__Written task__. Please list all lines of the material below in which the string "Playground" occurs.

__Supplied material__.
_ _ _ _ _
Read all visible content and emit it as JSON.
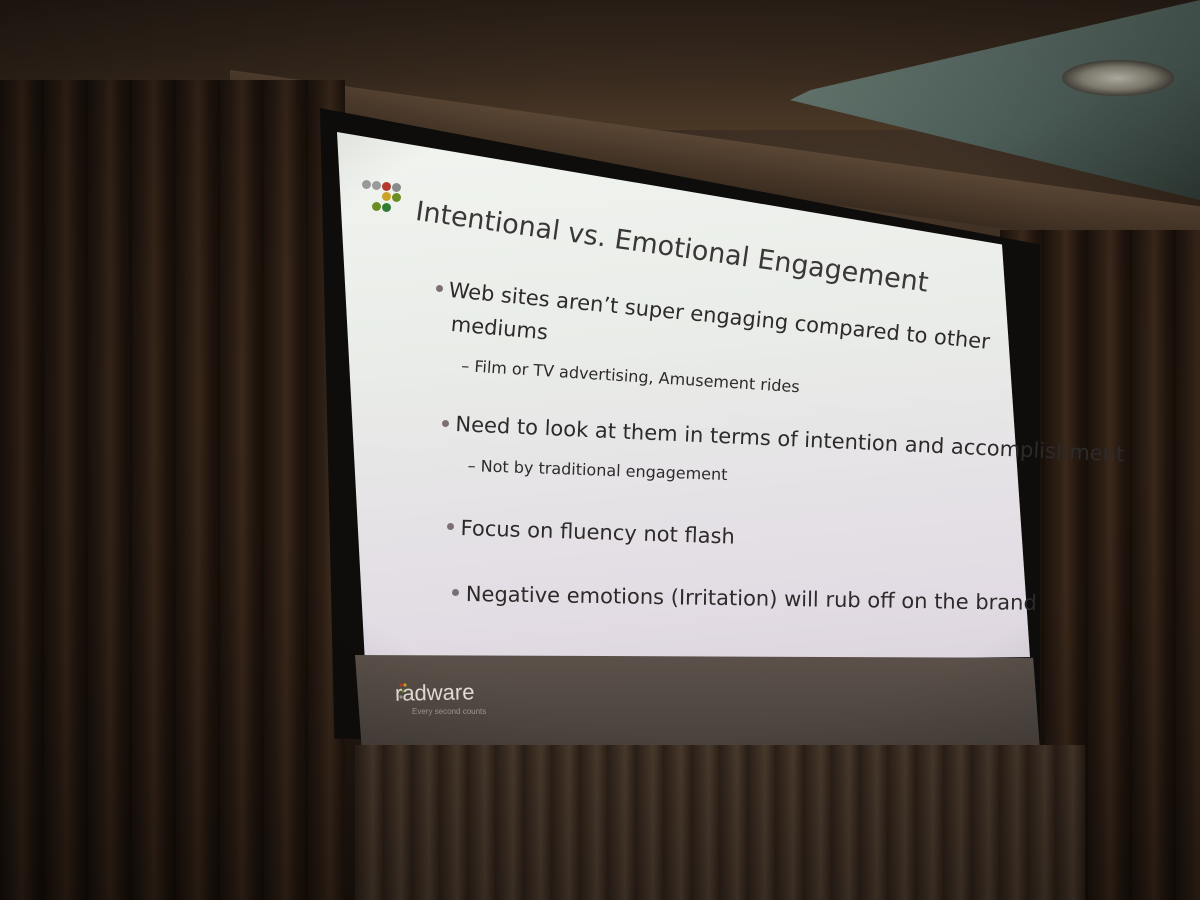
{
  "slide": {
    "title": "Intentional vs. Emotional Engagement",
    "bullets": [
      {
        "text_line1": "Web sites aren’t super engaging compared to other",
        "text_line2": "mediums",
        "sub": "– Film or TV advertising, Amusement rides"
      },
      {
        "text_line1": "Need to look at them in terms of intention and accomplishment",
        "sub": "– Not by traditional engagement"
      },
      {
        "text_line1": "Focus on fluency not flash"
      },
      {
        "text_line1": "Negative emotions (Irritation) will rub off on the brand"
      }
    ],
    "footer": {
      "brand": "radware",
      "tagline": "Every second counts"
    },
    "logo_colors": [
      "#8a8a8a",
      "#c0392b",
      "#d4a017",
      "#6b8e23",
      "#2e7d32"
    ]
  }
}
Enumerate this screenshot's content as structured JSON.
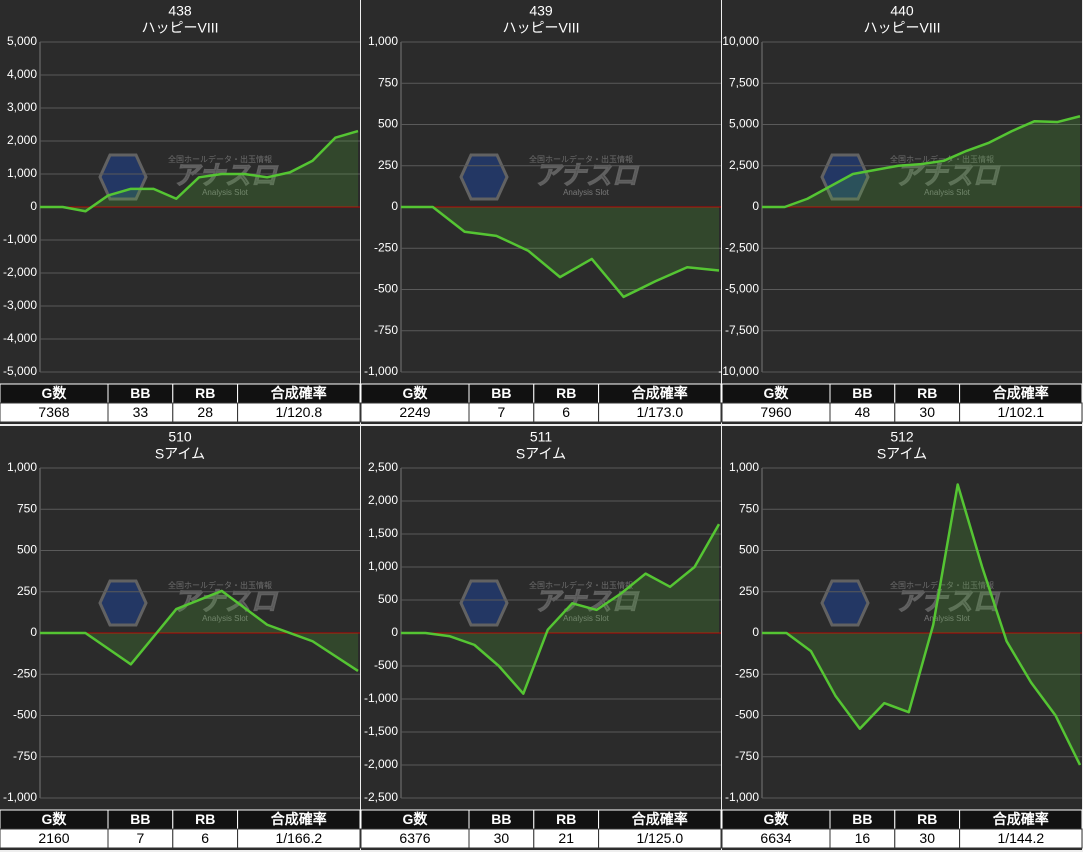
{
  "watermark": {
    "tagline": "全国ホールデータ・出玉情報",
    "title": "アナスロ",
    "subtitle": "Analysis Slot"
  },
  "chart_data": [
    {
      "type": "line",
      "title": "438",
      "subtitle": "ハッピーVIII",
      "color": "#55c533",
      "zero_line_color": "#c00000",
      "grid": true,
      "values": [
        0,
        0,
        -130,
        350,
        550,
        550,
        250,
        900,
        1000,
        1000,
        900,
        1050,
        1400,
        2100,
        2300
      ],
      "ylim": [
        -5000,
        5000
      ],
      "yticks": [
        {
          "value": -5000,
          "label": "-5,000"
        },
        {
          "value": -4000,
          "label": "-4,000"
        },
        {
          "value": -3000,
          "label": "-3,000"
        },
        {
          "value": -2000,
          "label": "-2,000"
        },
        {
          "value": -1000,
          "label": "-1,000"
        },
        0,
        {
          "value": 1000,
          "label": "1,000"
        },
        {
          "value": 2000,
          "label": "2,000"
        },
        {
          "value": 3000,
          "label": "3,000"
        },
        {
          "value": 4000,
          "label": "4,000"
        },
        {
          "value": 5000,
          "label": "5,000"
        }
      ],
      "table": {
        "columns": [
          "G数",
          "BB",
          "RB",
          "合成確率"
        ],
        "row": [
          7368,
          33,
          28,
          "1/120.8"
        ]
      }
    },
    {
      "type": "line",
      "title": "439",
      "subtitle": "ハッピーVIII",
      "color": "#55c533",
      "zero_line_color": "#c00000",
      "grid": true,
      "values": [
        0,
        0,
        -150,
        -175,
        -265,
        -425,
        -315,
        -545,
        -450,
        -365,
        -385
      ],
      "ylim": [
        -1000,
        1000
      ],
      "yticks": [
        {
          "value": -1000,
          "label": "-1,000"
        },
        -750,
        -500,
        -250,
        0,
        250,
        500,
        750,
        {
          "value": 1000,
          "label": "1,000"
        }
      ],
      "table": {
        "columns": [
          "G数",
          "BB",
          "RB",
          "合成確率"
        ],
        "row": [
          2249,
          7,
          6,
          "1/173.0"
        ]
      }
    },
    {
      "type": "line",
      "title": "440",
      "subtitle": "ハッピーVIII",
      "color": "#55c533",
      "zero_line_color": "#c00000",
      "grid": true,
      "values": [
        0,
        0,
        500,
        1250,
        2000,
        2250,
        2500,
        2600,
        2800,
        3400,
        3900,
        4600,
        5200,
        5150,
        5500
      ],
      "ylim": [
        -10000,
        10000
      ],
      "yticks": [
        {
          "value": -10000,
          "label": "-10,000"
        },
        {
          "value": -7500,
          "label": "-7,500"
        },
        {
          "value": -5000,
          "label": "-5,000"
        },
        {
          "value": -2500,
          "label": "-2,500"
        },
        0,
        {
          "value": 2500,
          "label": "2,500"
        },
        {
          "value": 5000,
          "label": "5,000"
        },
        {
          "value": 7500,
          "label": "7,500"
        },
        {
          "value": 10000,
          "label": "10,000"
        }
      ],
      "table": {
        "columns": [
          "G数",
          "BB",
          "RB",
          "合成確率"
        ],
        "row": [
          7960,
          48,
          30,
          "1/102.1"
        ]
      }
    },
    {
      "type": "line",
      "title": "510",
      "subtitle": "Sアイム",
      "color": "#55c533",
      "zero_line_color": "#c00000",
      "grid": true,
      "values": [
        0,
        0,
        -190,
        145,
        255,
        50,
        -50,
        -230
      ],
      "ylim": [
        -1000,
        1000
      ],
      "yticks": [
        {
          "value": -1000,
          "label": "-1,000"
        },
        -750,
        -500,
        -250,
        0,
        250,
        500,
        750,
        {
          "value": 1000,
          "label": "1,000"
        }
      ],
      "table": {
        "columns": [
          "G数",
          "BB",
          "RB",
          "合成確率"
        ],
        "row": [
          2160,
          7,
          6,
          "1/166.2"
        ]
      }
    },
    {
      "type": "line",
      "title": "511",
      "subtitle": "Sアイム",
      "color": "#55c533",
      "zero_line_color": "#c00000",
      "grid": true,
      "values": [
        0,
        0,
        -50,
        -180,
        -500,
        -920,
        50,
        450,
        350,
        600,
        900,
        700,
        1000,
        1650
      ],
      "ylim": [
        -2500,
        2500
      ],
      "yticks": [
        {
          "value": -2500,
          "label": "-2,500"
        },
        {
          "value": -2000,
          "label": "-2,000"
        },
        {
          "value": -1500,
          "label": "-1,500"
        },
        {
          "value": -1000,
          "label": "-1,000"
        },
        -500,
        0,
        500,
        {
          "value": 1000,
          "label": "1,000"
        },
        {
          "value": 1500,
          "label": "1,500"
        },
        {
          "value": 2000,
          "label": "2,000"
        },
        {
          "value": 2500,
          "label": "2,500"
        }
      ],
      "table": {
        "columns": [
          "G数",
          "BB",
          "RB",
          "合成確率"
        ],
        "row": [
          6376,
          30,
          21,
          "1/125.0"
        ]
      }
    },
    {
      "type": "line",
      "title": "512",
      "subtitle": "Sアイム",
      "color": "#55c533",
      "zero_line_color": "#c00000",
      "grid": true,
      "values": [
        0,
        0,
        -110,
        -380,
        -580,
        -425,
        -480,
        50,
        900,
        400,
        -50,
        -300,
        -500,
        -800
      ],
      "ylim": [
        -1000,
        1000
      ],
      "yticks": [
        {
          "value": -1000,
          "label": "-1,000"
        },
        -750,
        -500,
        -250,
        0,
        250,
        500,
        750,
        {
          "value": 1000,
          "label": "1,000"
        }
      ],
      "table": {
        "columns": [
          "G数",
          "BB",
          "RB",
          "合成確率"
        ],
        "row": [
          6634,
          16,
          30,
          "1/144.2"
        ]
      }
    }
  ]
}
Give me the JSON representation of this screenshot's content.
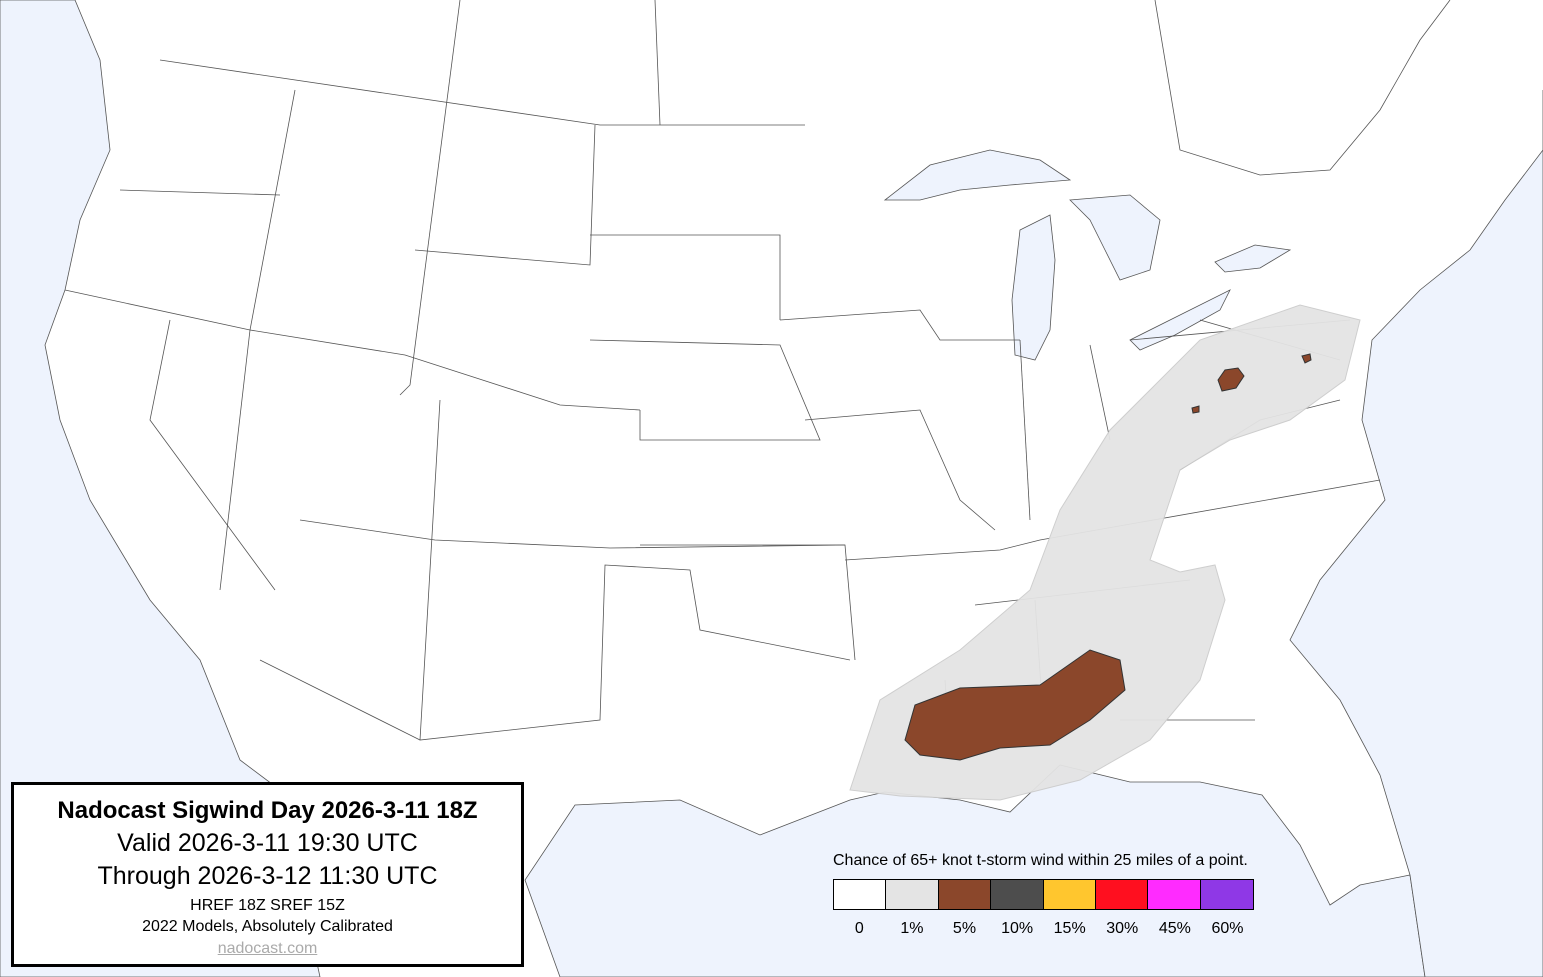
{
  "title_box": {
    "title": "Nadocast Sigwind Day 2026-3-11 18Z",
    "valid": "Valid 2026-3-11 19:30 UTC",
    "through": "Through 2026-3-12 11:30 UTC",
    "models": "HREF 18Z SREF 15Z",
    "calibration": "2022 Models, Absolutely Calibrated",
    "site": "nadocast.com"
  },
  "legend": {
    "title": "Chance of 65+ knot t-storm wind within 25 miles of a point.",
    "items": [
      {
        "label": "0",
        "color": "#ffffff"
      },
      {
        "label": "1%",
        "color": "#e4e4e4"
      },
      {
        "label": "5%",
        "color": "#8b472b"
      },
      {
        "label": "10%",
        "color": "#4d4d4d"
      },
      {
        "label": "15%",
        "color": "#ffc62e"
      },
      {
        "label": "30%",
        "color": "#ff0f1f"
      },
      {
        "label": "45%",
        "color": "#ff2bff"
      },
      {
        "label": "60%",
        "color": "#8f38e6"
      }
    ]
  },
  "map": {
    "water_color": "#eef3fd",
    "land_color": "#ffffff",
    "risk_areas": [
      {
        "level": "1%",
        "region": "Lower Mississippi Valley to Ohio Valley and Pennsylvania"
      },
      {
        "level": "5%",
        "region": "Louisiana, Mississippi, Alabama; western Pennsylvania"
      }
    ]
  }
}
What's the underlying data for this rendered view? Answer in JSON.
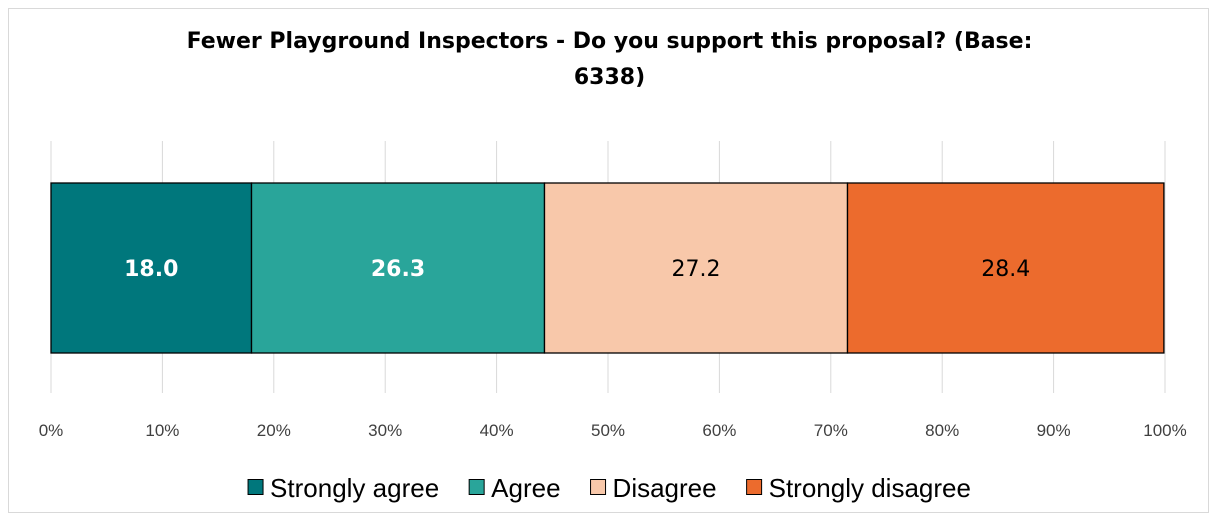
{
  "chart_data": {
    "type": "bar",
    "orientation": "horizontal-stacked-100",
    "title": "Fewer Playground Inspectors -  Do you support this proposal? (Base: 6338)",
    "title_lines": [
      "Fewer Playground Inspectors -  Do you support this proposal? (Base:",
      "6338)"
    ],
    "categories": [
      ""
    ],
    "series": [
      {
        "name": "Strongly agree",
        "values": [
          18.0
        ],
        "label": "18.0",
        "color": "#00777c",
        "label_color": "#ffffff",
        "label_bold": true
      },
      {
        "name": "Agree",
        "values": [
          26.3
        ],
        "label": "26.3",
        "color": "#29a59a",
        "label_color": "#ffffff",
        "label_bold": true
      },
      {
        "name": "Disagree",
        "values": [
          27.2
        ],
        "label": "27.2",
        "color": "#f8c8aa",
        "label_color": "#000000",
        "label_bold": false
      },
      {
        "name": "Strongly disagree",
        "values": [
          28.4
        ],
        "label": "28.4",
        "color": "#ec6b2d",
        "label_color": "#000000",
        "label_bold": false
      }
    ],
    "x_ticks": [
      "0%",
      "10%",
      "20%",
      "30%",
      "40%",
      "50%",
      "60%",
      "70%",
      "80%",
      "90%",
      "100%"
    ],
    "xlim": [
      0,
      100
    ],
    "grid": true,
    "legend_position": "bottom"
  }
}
_ _ _ _ _
__Task output__.
    "title": "Fewer Playground Inspectors -  Do you support this proposal? (Base: 6338)",
      "Fewer Playground Inspectors -  Do you support this proposal? (Base:",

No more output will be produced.